● Excerpt provided
* BEGIN *

Marsha Garner, 60, grew up on Beechland Road in Springfield and graduated from Washington County High School, but when a 7.3-powered earthquake hit Port-Au-Prince, Haiti last week, she was only 40 miles away from the heart of the disaster.
“A friend of mine called, and she knew that Marsha was in Haiti. I was watching another station, and she said to turn on CNN, they’ve had a big earthquake in Haiti,” Garner’s mother, Dorothy Moran of Beechland Road, said. “My first reaction, well, I didn’t have any concept of how big Haiti was, but I’ve learned a lot about it since I’ve been watching all of the news. I was not terribly upset. I was actually just calm for a while, but now it’s starting to get to me.”
Despite getting good news rather quickly that her daughter is safe following the quake, Moran said she has been staying up late at night and watching newscasts until the early morning hours, sometimes staying up until as late as 2 a.m.
“I’ve been getting about four hours of sleep the last two nights. People tell me I need to get some sleep, but I can sit here and watch TV better than I can toss and turn in bed, so I just stay up late. I’m not in Haiti, but a part of me is there.”
Garner is in Grand Goave, Haiti, as part of a group through Lifeline Christian Mission. In the days following the earthquake, her mother has received e-mails from officials with Lifeline letting her know that all is well for the missionaries, and they are continuing to help the people during the aftermath. Garner and a group of 58 people from the United States gathered in Miami, Fla., and made the trip, which Garner has made a regular part of her life. Her mother said she spends 10 days each year there, and has for the past five years. She uses vacation and personal days from her job as a records clerk with the Miami Township Police Department in Milford, Ohio, to serve the mission. While in Haiti, she helps the people of the area, especially women and children, who are in need of nutritional assistance, as well as ministering through fellowship and Bible studies.

* END *

● Dataset rows
* BEGIN *

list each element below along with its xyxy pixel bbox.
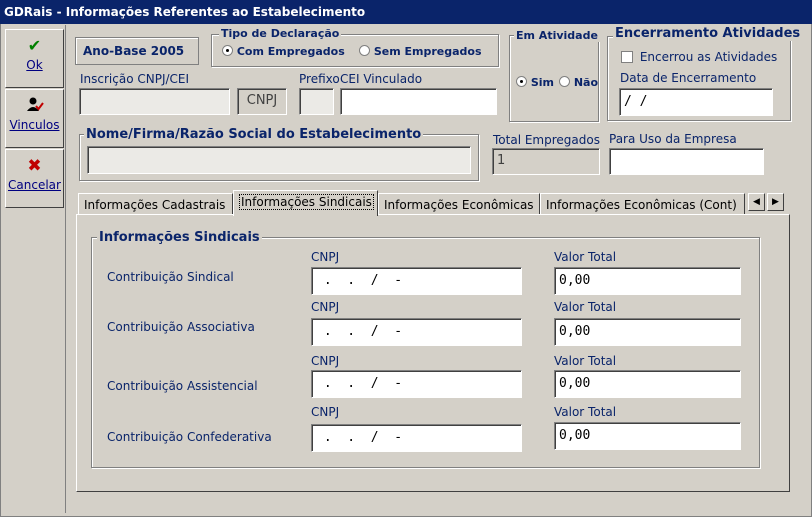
contribuicao-associativa-label: Contribuição Associativa [107, 320, 255, 334]
data-encerramento-label: Data de Encerramento [620, 71, 757, 85]
em-atividade-title: Em Atividade [514, 29, 600, 42]
valor-total-label: Valor Total [554, 300, 617, 314]
cnpj-label: CNPJ [311, 300, 340, 314]
contribuicao-confederativa-valor-field[interactable]: 0,00 [554, 422, 741, 450]
total-empregados-field: 1 [492, 148, 600, 175]
encerramento-title: Encerramento Atividades [613, 26, 803, 41]
person-check-icon [6, 96, 63, 118]
tab-scroll-left-button[interactable]: ◀ [748, 193, 765, 211]
tab-informacoes-sindicais[interactable]: Informações Sindicais [233, 190, 378, 216]
tab-label: Informações Sindicais [239, 194, 374, 210]
radio-sim[interactable]: Sim [516, 76, 554, 89]
contribuicao-sindical-label: Contribuição Sindical [107, 270, 234, 284]
contribuicao-confederativa-cnpj-field[interactable]: . . / - [311, 424, 522, 452]
uso-empresa-label: Para Uso da Empresa [609, 132, 737, 146]
ok-label: Ok [26, 58, 43, 72]
ano-base-box: Ano-Base 2005 [75, 37, 199, 65]
uso-empresa-field[interactable] [609, 148, 764, 175]
cnpj-label: CNPJ [311, 250, 340, 264]
radio-sem-empregados[interactable]: Sem Empregados [359, 45, 482, 58]
sindicais-title: Informações Sindicais [97, 230, 262, 245]
tab-informacoes-economicas-cont[interactable]: Informações Econômicas (Cont) [540, 193, 745, 215]
tab-scroll-right-button[interactable]: ▶ [767, 193, 784, 211]
nome-field[interactable] [87, 146, 471, 174]
cancelar-button[interactable]: ✖ Cancelar [5, 149, 64, 208]
inscricao-type-field: CNPJ [237, 88, 287, 115]
contribuicao-assistencial-valor-field[interactable]: 0,00 [554, 370, 741, 398]
tab-label: Informações Econômicas (Cont) [546, 198, 737, 212]
valor-total-label: Valor Total [554, 405, 617, 419]
data-encerramento-field[interactable]: / / [619, 88, 773, 116]
tab-informacoes-economicas[interactable]: Informações Econômicas [378, 193, 540, 215]
radio-on-icon [516, 76, 527, 87]
tab-label: Informações Econômicas [384, 198, 534, 212]
tipo-declaracao-title: Tipo de Declaração [219, 27, 342, 40]
encerrou-checkbox[interactable]: Encerrou as Atividades [621, 50, 777, 64]
valor-total-label: Valor Total [554, 250, 617, 264]
cnpj-label: CNPJ [311, 354, 340, 368]
radio-off-icon [559, 76, 570, 87]
radio-nao-label: Não [573, 76, 599, 89]
contribuicao-assistencial-cnpj-field[interactable]: . . / - [311, 370, 522, 398]
nome-title: Nome/Firma/Razão Social do Estabelecimen… [84, 127, 424, 142]
contribuicao-associativa-cnpj-field[interactable]: . . / - [311, 318, 522, 346]
contribuicao-assistencial-label: Contribuição Assistencial [107, 379, 258, 393]
total-empregados-label: Total Empregados [493, 133, 600, 147]
contribuicao-associativa-valor-field[interactable]: 0,00 [554, 318, 741, 346]
inscricao-label: Inscrição CNPJ/CEI [80, 72, 190, 86]
radio-nao[interactable]: Não [559, 76, 598, 89]
contribuicao-sindical-cnpj-field[interactable]: . . / - [311, 267, 522, 295]
arrow-left-icon: ◀ [753, 197, 760, 207]
prefixo-label: Prefixo [299, 72, 340, 86]
contribuicao-sindical-valor-field[interactable]: 0,00 [554, 267, 741, 295]
arrow-right-icon: ▶ [772, 197, 779, 207]
tab-informacoes-cadastrais[interactable]: Informações Cadastrais [78, 193, 233, 215]
cei-label: CEI Vinculado [340, 72, 423, 86]
checkbox-icon [621, 51, 633, 63]
radio-sim-label: Sim [530, 76, 554, 89]
radio-off-icon [359, 45, 370, 56]
tab-label: Informações Cadastrais [84, 198, 226, 212]
cnpj-label: CNPJ [311, 405, 340, 419]
contribuicao-confederativa-label: Contribuição Confederativa [107, 430, 272, 444]
cancelar-label: Cancelar [8, 178, 61, 192]
radio-sem-label: Sem Empregados [373, 45, 482, 58]
ano-base-label: Ano-Base 2005 [83, 44, 185, 58]
radio-on-icon [222, 45, 233, 56]
radio-com-label: Com Empregados [236, 45, 345, 58]
cei-field[interactable] [340, 88, 497, 115]
radio-com-empregados[interactable]: Com Empregados [222, 45, 345, 58]
valor-total-label: Valor Total [554, 354, 617, 368]
window-title: GDRais - Informações Referentes ao Estab… [0, 0, 812, 24]
vinculos-label: Vinculos [9, 118, 60, 132]
x-icon: ✖ [27, 156, 42, 176]
encerrou-label: Encerrou as Atividades [639, 50, 778, 64]
vinculos-button[interactable]: Vinculos [5, 89, 64, 148]
check-icon: ✔ [27, 36, 42, 55]
inscricao-field[interactable] [79, 88, 230, 115]
ok-button[interactable]: ✔ Ok [5, 29, 64, 88]
prefixo-field[interactable] [299, 88, 334, 115]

* END *

● Task statement
Continue the article about Marsha Garner and the Haiti earthquake from the point where it ends.

● Response to this task
“We rarely talk that we don’t talk about the Haitian people,” her mother said. “I’m a worrier, but Marsha is the type of person who is a very calm and comforting person. Her neighbor told me she could just see Marsha going by people, putting her arm around them and telling them everything’s going to be OK. If she thought she was still needed there, even if she had the opportunity to fly out, she would probably stay.”
While in Haiti, Moran said the missionaries always go with a prepared message for the people from Biblical scripture. She said they held a service with worship, singing and praying into the early hours of the morning last Wednesday evening, and it was well attended. Other services are also conducted especially for the women of the area.
“The women come out for a ladies’ day service, and a lot of the people walk for miles to be there,” Moran said. “The mission group gives them a theme to work with, and this year’s theme was A Tempest in a Teapot.”
Garner’s interest in helping the Haitian people has rubbed off to her mother, who has also started to help by sponsoring a child there. Garner has been able to meet the children she and her mother sponsor, and even deliver gifts to them personally. Garner sponsors a young boy named Jon Berlyn, age 7, while her mother sponsors 12-year-old James Khris Mattheiu. Garner was able to present shoes, shirts and other gifts to the children on a recent visit, and even get photos of the children enjoying their gifts.
Traveling and serving the mission is an option, but Moran said there are other ways to assist the people of Haiti. She said anyone who wants to know more about helping can contact her at (859) 284-5228.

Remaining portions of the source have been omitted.